# [Задания]
(A) Какую награду получил фильм на фестивале в Тбилиси, согласно тексту об Андрее Мягкове?
(B) Подхватите текст об Андрее Мягкове и продолжите его после последнего предложения.

# [Фрагмент текста]
::::::::

Утром 2 января 1976 года знаменитыми проснулись все. А в следующем году фильм выдвинули на Государственную премию СССР. 1977-й был годом 60-летия революции, и выдвигать на премию такой аполитичный фильм было просто немыслимо. Ни одна творческая организация на такой шаг не решилась. А вот рабочие московского завода «Электроаппарат» воспользовались своим пролетарским правом. На политические игры им было абсолютно наплевать. И тогда друзья Рязанова ввели в бой «тяжёлую артиллерию» в лице руководства киностудии «Грузия-фильм», благо на фестивале в Тбилиси фильм получил приз зрительских симпатий. Комитету по премиям отступать было некуда.

Андрей Васильевич получал мешки писем, и длилось это не год и не два. «В Омске живёт женщина, — признавался Андрей Васильевич, — которая все эти годы писала мне по два-три письма в неделю. Она очень интеллигентный человек, преподаёт в школе русский и литературу. Когда-то в молодости от неё ушёл любимый человек, и она так и осталась одна. Она мне писала про своих детей, про учеников, о фильмах, которые смотрит, и о книгах, которые читает. Я словно в чужую судьбу заглядывал. Но ни разу ей не ответил». Свою непомерную славу Мягков воспринимал как досадную помеху: в магазин не выйдешь без того, чтобы к тебе кто-нибудь не прицепился. Андрей Васильевич совершенно искренне изумлялся, не понимая, как можно один и тот же фильм смотреть по нескольку десятков раз. А в горькие минуты даже считал, что всенародно любимый фильм сломал ему карьеру. 

Да, для простого зрителя Лукашин заслонил всех остальных мягковских героев. И трепетного Алёшу Карамазова с его неустанным поиском любви и истины, мужественного муровского следователя Станислава Тихонова, в очередной раз доказывающего уголовной братии, что преступать закон нельзя. За каждой ролью — трудная работа, бессонные ночи, сомнения и поиски, словом, жизнь самого актёра. Однако больше всего Мягкову было жаль Алексея Турбина из экранизации легендарной булгаковской пьесы. Существует легенда, очень похожая на правду, что Иосиф Сталин смотрел этот спектакль во МХАТе то ли 17, то ли 19 раз. Но, как это часто бывает, после смерти «отца народов» тень его накрыла многострадальную пьесу. Долгие годы она числилась в нежелательных, по крайней мере для большого экрана. Пока Владимир Басов не отважился сломать заговор молчания, окружавший «Дни Турбиных» больше двух десятилетий.

::::::::

# [Исходные данные]
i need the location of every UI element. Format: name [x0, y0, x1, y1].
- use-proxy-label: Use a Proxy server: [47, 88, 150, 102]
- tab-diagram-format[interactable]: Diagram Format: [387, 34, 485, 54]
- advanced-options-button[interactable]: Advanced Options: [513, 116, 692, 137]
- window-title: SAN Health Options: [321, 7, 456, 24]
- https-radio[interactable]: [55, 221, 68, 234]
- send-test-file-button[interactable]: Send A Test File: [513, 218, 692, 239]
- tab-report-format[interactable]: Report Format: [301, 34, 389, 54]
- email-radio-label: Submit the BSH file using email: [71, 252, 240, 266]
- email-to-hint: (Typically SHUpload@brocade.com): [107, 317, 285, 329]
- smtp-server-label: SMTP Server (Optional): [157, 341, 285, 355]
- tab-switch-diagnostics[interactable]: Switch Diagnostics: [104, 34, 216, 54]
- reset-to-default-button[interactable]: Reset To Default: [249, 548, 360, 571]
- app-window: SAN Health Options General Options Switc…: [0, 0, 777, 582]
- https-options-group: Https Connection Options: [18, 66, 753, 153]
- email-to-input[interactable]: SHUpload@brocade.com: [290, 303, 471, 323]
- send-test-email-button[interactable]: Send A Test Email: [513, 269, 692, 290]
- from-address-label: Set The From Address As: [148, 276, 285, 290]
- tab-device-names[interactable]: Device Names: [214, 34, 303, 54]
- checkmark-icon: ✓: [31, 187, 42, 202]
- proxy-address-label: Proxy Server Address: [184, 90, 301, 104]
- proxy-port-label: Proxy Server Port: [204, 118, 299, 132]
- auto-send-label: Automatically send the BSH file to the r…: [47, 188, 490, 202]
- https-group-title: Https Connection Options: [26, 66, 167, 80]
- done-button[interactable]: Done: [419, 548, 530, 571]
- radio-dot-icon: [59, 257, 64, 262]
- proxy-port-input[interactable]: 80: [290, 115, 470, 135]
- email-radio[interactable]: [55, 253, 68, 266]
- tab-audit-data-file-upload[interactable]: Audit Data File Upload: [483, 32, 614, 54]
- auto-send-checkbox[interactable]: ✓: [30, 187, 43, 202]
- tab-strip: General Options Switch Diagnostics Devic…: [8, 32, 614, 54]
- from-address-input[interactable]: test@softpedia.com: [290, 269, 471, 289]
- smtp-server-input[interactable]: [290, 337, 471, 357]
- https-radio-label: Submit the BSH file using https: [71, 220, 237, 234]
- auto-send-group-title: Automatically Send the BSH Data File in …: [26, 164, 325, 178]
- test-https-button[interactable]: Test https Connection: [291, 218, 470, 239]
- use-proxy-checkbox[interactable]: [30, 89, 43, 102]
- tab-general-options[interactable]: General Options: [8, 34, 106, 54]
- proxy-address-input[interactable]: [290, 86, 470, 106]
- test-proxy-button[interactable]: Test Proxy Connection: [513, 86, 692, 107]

::::::::

# [Ответы]
(A) Приз зрительских симпатий.

(B)
Судьба картины сложилась трудно. Свой замысел Басов вынашивал много лет, зарабатывая репутацию надёжного режиссёра, — без этого такой идеологически спорный материал ему снимать бы просто не дали. А Басову как раз хотелось напомнить зрителям о сложности и противоречивости нашей истории, о том, что люди, оказавшиеся по ту сторону баррикад, тоже люди, не лишённые ни чести, ни совести, ни благородства. И выбор Мягкова на роль Алексея Турбина был стопроцентным попаданием.

Он сыграл — и как сыграл, на каком пределе нравственной боли — офицера, понимающего бесполезность борьбы, которая ещё недавно казалась ему истинной, праведной: народ не с нами, он против нас! Сталину мхатовский спектакль не зря нравился: если уж такие, как Турбин, складывают оружие, значит, большевики и в самом деле непобедимы. Но вожди, пришедшие ему на смену, боялись своих идеологических противников даже в виде киногероев. И, хотя булгаковский сюжет был обставлен всеми необходимыми «ширмами» — и закадровым текстом, и «верноподданной» песней про бронепоезд, который и не думал стоять на запасном пути, фильм вскоре после премьеры практически положили на полку.  

Новые времена обернулись для Андрея Мягкова долгой внутренней эмиграцией — он оставил для себя только театр: «Я не мог участвовать в том, что мне тогда предлагалось играть». У него остался только Художественный театр, куда он в своё время ушёл из «Современника» вслед за Олегом Ефремовым. В 1990-е единственным спасением была классика — Александр Пушкин, Антон Чехов, Генрик Ибсен, Александр Грибоедов.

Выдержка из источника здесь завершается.